_STATED PROBLEM_.
Below is a block of data; give all of it again word for word.

_Extracted records_.
■ ■ ■
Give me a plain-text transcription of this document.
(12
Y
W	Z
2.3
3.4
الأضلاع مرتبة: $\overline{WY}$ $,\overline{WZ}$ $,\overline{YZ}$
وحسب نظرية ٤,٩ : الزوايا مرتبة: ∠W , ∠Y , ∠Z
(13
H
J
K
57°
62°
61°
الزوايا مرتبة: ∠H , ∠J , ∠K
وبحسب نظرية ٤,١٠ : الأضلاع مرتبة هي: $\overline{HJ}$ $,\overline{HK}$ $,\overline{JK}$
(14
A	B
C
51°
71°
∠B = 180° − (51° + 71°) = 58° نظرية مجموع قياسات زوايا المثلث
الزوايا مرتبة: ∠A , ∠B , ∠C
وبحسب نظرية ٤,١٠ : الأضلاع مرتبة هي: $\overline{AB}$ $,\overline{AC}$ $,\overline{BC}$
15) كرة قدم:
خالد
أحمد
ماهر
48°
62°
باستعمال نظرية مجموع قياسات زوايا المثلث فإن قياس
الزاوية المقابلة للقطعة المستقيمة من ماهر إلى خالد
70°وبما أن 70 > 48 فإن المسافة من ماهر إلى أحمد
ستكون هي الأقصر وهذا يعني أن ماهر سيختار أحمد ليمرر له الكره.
■ ■ ■
_COMPLETED TASK_.
Give me a plain-text transcription of this document.
(12
Y
W	Z
2.3
3.4
الأضلاع مرتبة: $\overline{WY}$ $,\overline{WZ}$ $,\overline{YZ}$
وحسب نظرية ٤,٩ : الزوايا مرتبة: ∠W , ∠Y , ∠Z
(13
H
J
K
57°
62°
61°
الزوايا مرتبة: ∠H , ∠J , ∠K
وبحسب نظرية ٤,١٠ : الأضلاع مرتبة هي: $\overline{HJ}$ $,\overline{HK}$ $,\overline{JK}$
(14
A	B
C
51°
71°
∠B = 180° − (51° + 71°) = 58° نظرية مجموع قياسات زوايا المثلث
الزوايا مرتبة: ∠A , ∠B , ∠C
وبحسب نظرية ٤,١٠ : الأضلاع مرتبة هي: $\overline{AB}$ $,\overline{AC}$ $,\overline{BC}$
15) كرة قدم:
خالد
أحمد
ماهر
48°
62°
باستعمال نظرية مجموع قياسات زوايا المثلث فإن قياس
الزاوية المقابلة للقطعة المستقيمة من ماهر إلى خالد
70°وبما أن 70 > 48 فإن المسافة من ماهر إلى أحمد
ستكون هي الأقصر وهذا يعني أن ماهر سيختار أحمد ليمرر له الكره.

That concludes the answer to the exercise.